──────── Available data ────────

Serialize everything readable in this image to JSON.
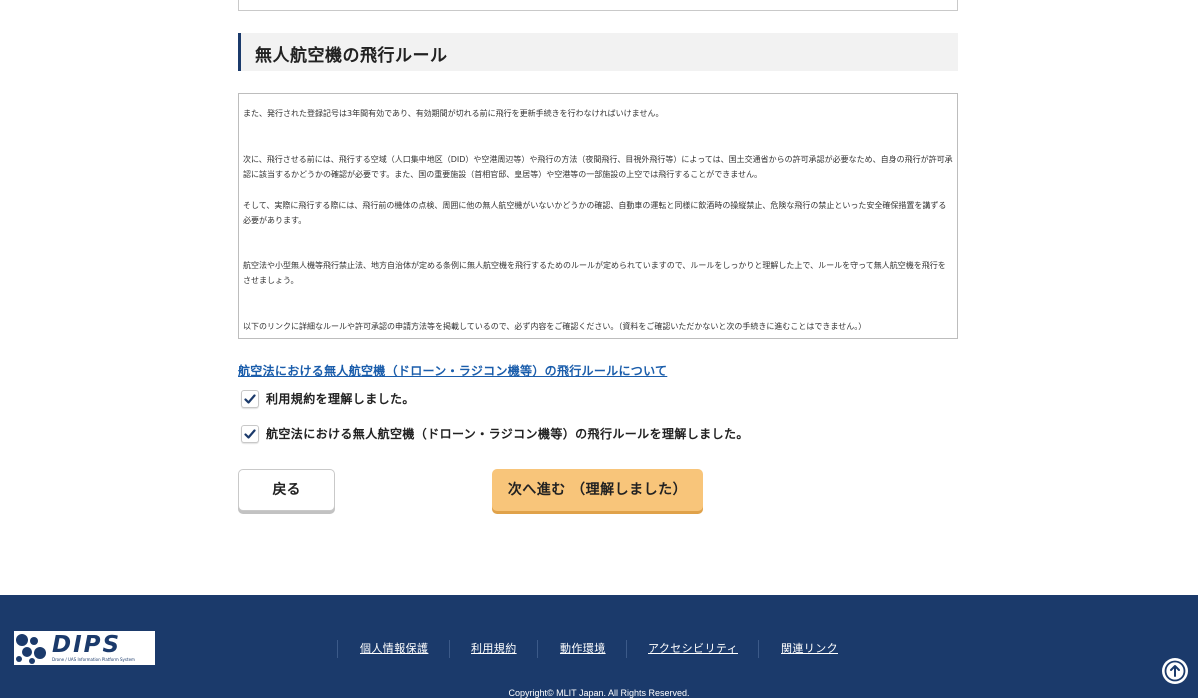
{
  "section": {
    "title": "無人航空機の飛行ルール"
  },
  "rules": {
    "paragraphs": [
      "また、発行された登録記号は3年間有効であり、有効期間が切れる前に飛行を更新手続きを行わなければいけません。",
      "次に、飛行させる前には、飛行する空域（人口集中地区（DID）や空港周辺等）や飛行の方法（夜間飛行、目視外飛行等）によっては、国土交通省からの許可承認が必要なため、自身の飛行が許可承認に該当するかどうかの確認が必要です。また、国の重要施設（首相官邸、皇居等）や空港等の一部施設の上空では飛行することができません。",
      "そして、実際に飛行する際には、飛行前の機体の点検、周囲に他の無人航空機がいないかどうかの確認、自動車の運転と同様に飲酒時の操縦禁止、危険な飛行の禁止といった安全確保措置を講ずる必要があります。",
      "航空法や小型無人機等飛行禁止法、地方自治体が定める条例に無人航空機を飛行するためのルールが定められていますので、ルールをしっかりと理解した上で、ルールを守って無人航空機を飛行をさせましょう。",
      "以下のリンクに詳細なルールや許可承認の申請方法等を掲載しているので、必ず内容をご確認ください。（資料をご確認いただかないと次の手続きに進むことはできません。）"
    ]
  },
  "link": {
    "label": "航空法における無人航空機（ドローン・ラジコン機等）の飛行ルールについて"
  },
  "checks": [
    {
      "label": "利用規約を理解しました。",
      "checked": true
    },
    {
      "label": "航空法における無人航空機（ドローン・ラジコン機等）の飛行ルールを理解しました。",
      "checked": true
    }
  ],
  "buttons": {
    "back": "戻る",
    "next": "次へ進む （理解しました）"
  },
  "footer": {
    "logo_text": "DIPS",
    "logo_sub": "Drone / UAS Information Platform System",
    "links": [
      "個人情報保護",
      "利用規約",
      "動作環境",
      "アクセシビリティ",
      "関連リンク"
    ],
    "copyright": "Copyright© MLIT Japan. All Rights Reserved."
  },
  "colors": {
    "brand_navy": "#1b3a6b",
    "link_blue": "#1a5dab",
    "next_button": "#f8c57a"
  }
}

────────
──────── Available data ────────

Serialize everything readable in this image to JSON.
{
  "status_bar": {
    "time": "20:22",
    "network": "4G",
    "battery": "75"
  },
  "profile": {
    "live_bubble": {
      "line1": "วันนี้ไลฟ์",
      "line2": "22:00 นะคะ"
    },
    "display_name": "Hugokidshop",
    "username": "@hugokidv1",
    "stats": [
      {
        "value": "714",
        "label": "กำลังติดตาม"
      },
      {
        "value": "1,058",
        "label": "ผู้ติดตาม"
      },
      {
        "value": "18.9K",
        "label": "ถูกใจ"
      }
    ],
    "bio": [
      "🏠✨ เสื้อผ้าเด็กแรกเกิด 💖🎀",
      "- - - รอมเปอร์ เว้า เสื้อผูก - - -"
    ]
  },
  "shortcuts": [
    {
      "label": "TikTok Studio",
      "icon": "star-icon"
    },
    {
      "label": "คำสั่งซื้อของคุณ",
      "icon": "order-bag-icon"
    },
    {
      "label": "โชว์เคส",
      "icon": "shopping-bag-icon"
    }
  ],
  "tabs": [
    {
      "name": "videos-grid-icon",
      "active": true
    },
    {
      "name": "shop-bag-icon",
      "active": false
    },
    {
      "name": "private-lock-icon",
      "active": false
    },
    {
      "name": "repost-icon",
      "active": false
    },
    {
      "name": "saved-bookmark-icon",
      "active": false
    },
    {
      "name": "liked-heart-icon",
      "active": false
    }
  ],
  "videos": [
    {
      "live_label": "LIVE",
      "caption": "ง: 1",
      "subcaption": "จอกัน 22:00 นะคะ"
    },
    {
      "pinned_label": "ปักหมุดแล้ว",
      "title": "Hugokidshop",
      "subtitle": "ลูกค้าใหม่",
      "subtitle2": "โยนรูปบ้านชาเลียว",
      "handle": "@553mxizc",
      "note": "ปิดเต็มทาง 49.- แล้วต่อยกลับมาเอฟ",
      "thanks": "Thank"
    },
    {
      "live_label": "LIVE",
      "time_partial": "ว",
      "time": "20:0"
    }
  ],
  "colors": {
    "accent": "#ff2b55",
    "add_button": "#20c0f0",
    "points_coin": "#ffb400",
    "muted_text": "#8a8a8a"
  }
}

────────

### Written instruction
Gather all lines with the string "航空法における無人航空機" from the data.

### Full solution
    "label": "航空法における無人航空機（ドローン・ラジコン機等）の飛行ルールについて"
      "label": "航空法における無人航空機（ドローン・ラジコン機等）の飛行ルールを理解しました。",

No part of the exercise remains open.